Collection entries =>
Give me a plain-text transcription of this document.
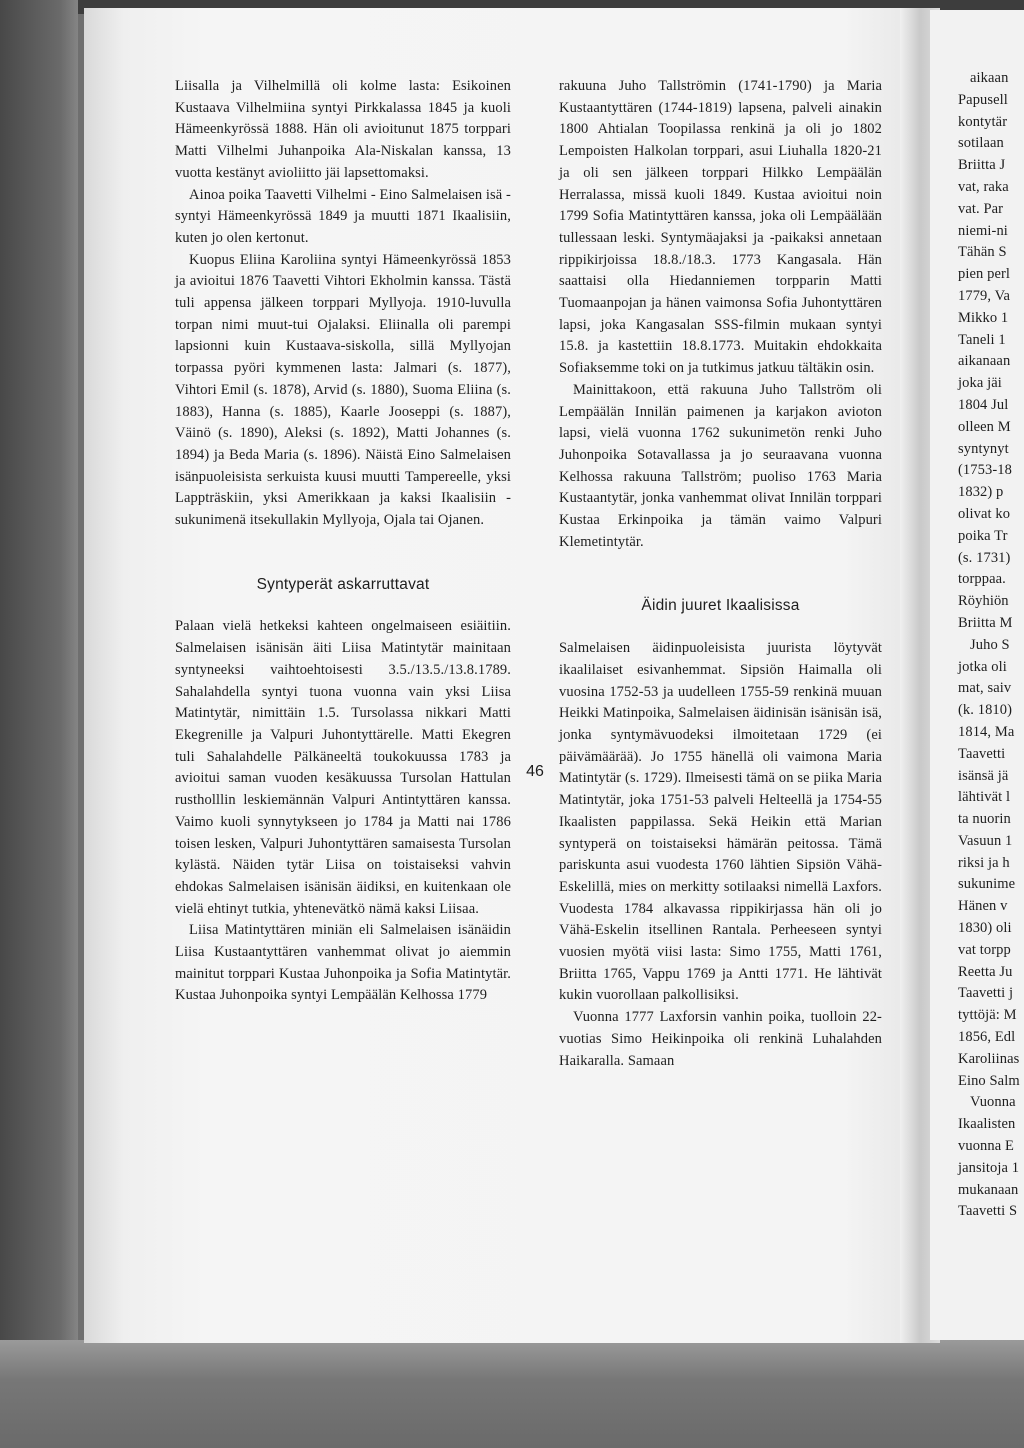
Liisalla ja Vilhelmillä oli kolme lasta: Esikoinen Kustaava Vilhelmiina syntyi Pirkkalassa 1845 ja kuoli Hämeenkyrössä 1888. Hän oli avioitunut 1875 torppari Matti Vilhelmi Juhanpoika Ala-Niskalan kanssa, 13 vuotta kestänyt avioliitto jäi lapsettomaksi.

Ainoa poika Taavetti Vilhelmi - Eino Salmelaisen isä -syntyi Hämeenkyrössä 1849 ja muutti 1871 Ikaalisiin, kuten jo olen kertonut.

Kuopus Eliina Karoliina syntyi Hämeenkyrössä 1853 ja avioitui 1876 Taavetti Vihtori Ekholmin kanssa. Tästä tuli appensa jälkeen torppari Myllyoja. 1910-luvulla torpan nimi muut-tui Ojalaksi. Eliinalla oli parempi lapsionni kuin Kustaava-siskolla, sillä Myllyojan torpassa pyöri kymmenen lasta: Jalmari (s. 1877), Vihtori Emil (s. 1878), Arvid (s. 1880), Suoma Eliina (s. 1883), Hanna (s. 1885), Kaarle Jooseppi (s. 1887), Väinö (s. 1890), Aleksi (s. 1892), Matti Johannes (s. 1894) ja Beda Maria (s. 1896). Näistä Eino Salmelaisen isänpuoleisista serkuista kuusi muutti Tampereelle, yksi Lappträskiin, yksi Amerikkaan ja kaksi Ikaalisiin - sukunimenä itsekullakin Myllyoja, Ojala tai Ojanen.

Syntyperät askarruttavat

Palaan vielä hetkeksi kahteen ongelmaiseen esiäitiin. Salmelaisen isänisän äiti Liisa Matintytär mainitaan syntyneeksi vaihtoehtoisesti 3.5./13.5./13.8.1789. Sahalahdella syntyi tuona vuonna vain yksi Liisa Matintytär, nimittäin 1.5. Tursolassa nikkari Matti Ekegrenille ja Valpuri Juhontyttärelle. Matti Ekegren tuli Sahalahdelle Pälkäneeltä toukokuussa 1783 ja avioitui saman vuoden kesäkuussa Tursolan Hattulan rustholllin leskiemännän Valpuri Antintyttären kanssa. Vaimo kuoli synnytykseen jo 1784 ja Matti nai 1786 toisen lesken, Valpuri Juhontyttären samaisesta Tursolan kylästä. Näiden tytär Liisa on toistaiseksi vahvin ehdokas Salmelaisen isänisän äidiksi, en kuitenkaan ole vielä ehtinyt tutkia, yhtenevätkö nämä kaksi Liisaa.

Liisa Matintyttären miniän eli Salmelaisen isänäidin Liisa Kustaantyttären vanhemmat olivat jo aiemmin mainitut torppari Kustaa Juhonpoika ja Sofia Matintytär. Kustaa Juhonpoika syntyi Lempäälän Kelhossa 1779

rakuuna Juho Tallströmin (1741-1790) ja Maria Kustaantyttären (1744-1819) lapsena, palveli ainakin 1800 Ahtialan Toopilassa renkinä ja oli jo 1802 Lempoisten Halkolan torppari, asui Liuhalla 1820-21 ja oli sen jälkeen torppari Hilkko Lempäälän Herralassa, missä kuoli 1849. Kustaa avioitui noin 1799 Sofia Matintyttären kanssa, joka oli Lempäälään tullessaan leski. Syntymäajaksi ja -paikaksi annetaan rippikirjoissa 18.8./18.3. 1773 Kangasala. Hän saattaisi olla Hiedanniemen torpparin Matti Tuomaanpojan ja hänen vaimonsa Sofia Juhontyttären lapsi, joka Kangasalan SSS-filmin mukaan syntyi 15.8. ja kastettiin 18.8.1773. Muitakin ehdokkaita Sofiaksemme toki on ja tutkimus jatkuu tältäkin osin.

Mainittakoon, että rakuuna Juho Tallström oli Lempäälän Innilän paimenen ja karjakon avioton lapsi, vielä vuonna 1762 sukunimetön renki Juho Juhonpoika Sotavallassa ja jo seuraavana vuonna Kelhossa rakuuna Tallström; puoliso 1763 Maria Kustaantytär, jonka vanhemmat olivat Innilän torppari Kustaa Erkinpoika ja tämän vaimo Valpuri Klemetintytär.

Äidin juuret Ikaalisissa

Salmelaisen äidinpuoleisista juurista löytyvät ikaalilaiset esivanhemmat. Sipsiön Haimalla oli vuosina 1752-53 ja uudelleen 1755-59 renkinä muuan Heikki Matinpoika, Salmelaisen äidinisän isänisän isä, jonka syntymävuodeksi ilmoitetaan 1729 (ei päivämäärää). Jo 1755 hänellä oli vaimona Maria Matintytär (s. 1729). Ilmeisesti tämä on se piika Maria Matintytär, joka 1751-53 palveli Helteellä ja 1754-55 Ikaalisten pappilassa. Sekä Heikin että Marian syntyperä on toistaiseksi hämärän peitossa. Tämä pariskunta asui vuodesta 1760 lähtien Sipsiön Vähä-Eskelillä, mies on merkitty sotilaaksi nimellä Laxfors. Vuodesta 1784 alkavassa rippikirjassa hän oli jo Vähä-Eskelin itsellinen Rantala. Perheeseen syntyi vuosien myötä viisi lasta: Simo 1755, Matti 1761, Briitta 1765, Vappu 1769 ja Antti 1771. He lähtivät kukin vuorollaan palkollisiksi.

Vuonna 1777 Laxforsin vanhin poika, tuolloin 22-vuotias Simo Heikinpoika oli renkinä Luhalahden Haikaralla. Samaan

46
aikaan
Papusell
kontytär
sotilaan
Briitta J
vat, raka
vat. Par
niemi-ni
Tähän S
pien perl
1779, Va
Mikko 1
Taneli 1
aikanaan
joka jäi
1804 Jul
olleen M
syntynyt
(1753-18
1832) p
olivat ko
poika Tr
(s. 1731)
torppaa.
Röyhiön
Briitta M
Juho S
jotka oli
mat, saiv
(k. 1810)
1814, Ma
Taavetti
isänsä jä
lähtivät l
ta nuorin
Vasuun 1
riksi ja h
sukunime
Hänen v
1830) oli
vat torpp
Reetta Ju
Taavetti j
tyttöjä: M
1856, Edl
Karoliinas
Eino Salm
Vuonna
Ikaalisten
vuonna E
jansitoja 1
mukanaan
Taavetti S
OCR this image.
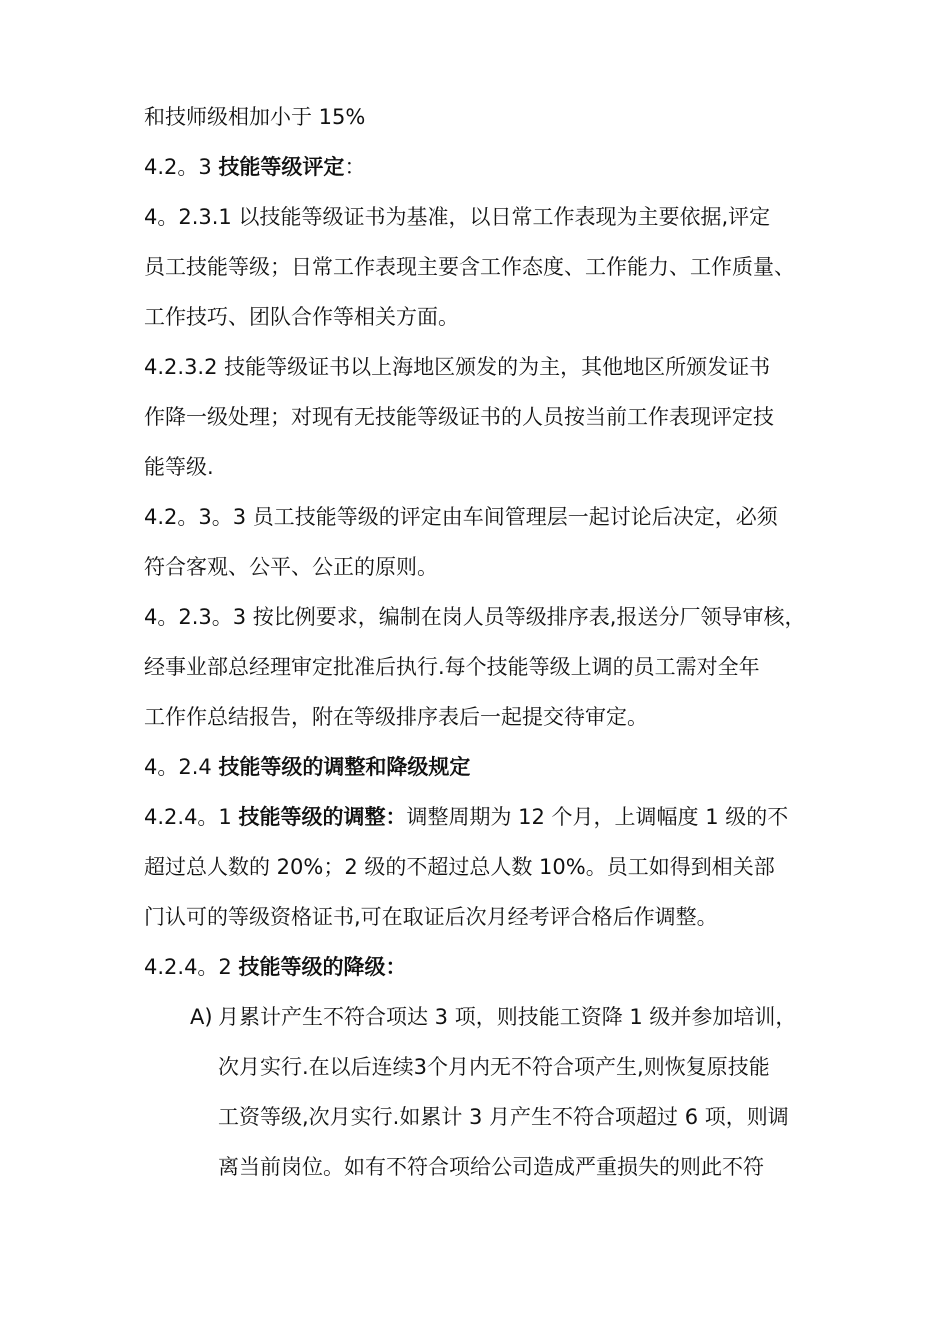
和技师级相加小于 15%
4.2。3 技能等级评定：
4。2.3.1 以技能等级证书为基准，以日常工作表现为主要依据,评定
员工技能等级；日常工作表现主要含工作态度、工作能力、工作质量、
工作技巧、团队合作等相关方面。
4.2.3.2 技能等级证书以上海地区颁发的为主，其他地区所颁发证书
作降一级处理；对现有无技能等级证书的人员按当前工作表现评定技
能等级.
4.2。3。3 员工技能等级的评定由车间管理层一起讨论后决定，必须
符合客观、公平、公正的原则。
4。2.3。3 按比例要求，编制在岗人员等级排序表,报送分厂领导审核，
经事业部总经理审定批准后执行.每个技能等级上调的员工需对全年
工作作总结报告，附在等级排序表后一起提交待审定。
4。2.4 技能等级的调整和降级规定
4.2.4。1 技能等级的调整：调整周期为 12 个月，上调幅度 1 级的不
超过总人数的 20%；2 级的不超过总人数 10%。员工如得到相关部
门认可的等级资格证书,可在取证后次月经考评合格后作调整。
4.2.4。2 技能等级的降级：
A) 月累计产生不符合项达 3 项，则技能工资降 1 级并参加培训，
次月实行.在以后连续3个月内无不符合项产生,则恢复原技能
工资等级,次月实行.如累计 3 月产生不符合项超过 6 项，则调
离当前岗位。如有不符合项给公司造成严重损失的则此不符
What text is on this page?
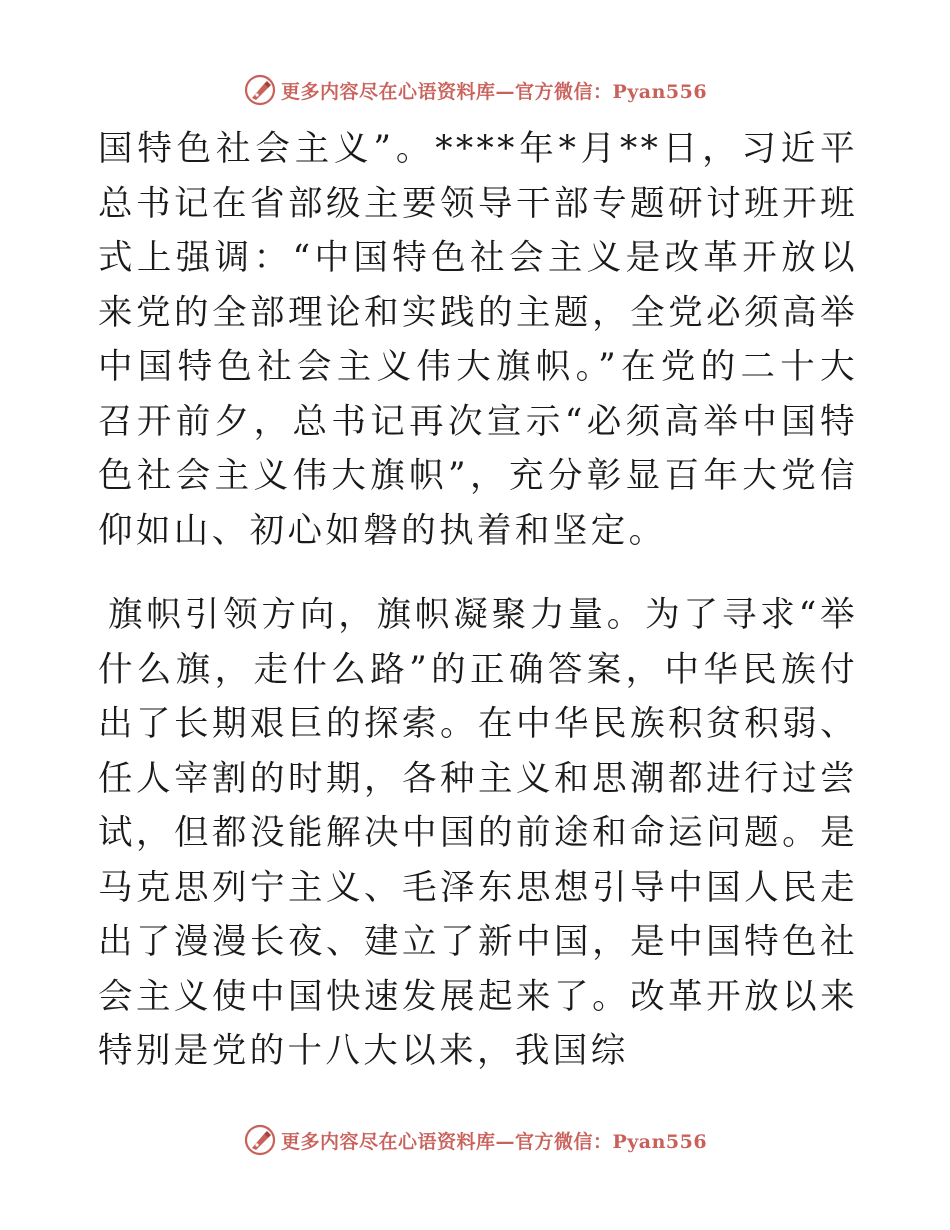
更多内容尽在心语资料库—官方微信：Pyan556

国特色社会主义”。****年*月**日，习近平总书记在省部级主要领导干部专题研讨班开班式上强调：“中国特色社会主义是改革开放以来党的全部理论和实践的主题，全党必须高举中国特色社会主义伟大旗帜。”在党的二十大召开前夕，总书记再次宣示“必须高举中国特色社会主义伟大旗帜”，充分彰显百年大党信仰如山、初心如磐的执着和坚定。

旗帜引领方向，旗帜凝聚力量。为了寻求“举什么旗，走什么路”的正确答案，中华民族付出了长期艰巨的探索。在中华民族积贫积弱、任人宰割的时期，各种主义和思潮都进行过尝试，但都没能解决中国的前途和命运问题。是马克思列宁主义、毛泽东思想引导中国人民走出了漫漫长夜、建立了新中国，是中国特色社会主义使中国快速发展起来了。改革开放以来特别是党的十八大以来，我国综

更多内容尽在心语资料库—官方微信：Pyan556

Work to do => Identify all lines in the records above with the word "Taavetti".

Response =>
Ainoa poika Taavetti Vilhelmi - Eino Salmelaisen isä -syntyi Hämeenkyrössä 1849 ja muutti 1871 Ikaalisiin, kuten jo olen kertonut.
Kuopus Eliina Karoliina syntyi Hämeenkyrössä 1853 ja avioitui 1876 Taavetti Vihtori Ekholmin kanssa. Tästä tuli appensa jälkeen torppari Myllyoja. 1910-luvulla torpan nimi muut-tui Ojalaksi. Eliinalla oli parempi lapsionni kuin Kustaava-siskolla, sillä Myllyojan torpassa pyöri kymmenen lasta: Jalmari (s. 1877), Vihtori Emil (s. 1878), Arvid (s. 1880), Suoma Eliina (s. 1883), Hanna (s. 1885), Kaarle Jooseppi (s. 1887), Väinö (s. 1890), Aleksi (s. 1892), Matti Johannes (s. 1894) ja Beda Maria (s. 1896). Näistä Eino Salmelaisen isänpuoleisista serkuista kuusi muutti Tampereelle, yksi Lappträskiin, yksi Amerikkaan ja kaksi Ikaalisiin - sukunimenä itsekullakin Myllyoja, Ojala tai Ojanen.
Taavetti
Taavetti j
Taavetti S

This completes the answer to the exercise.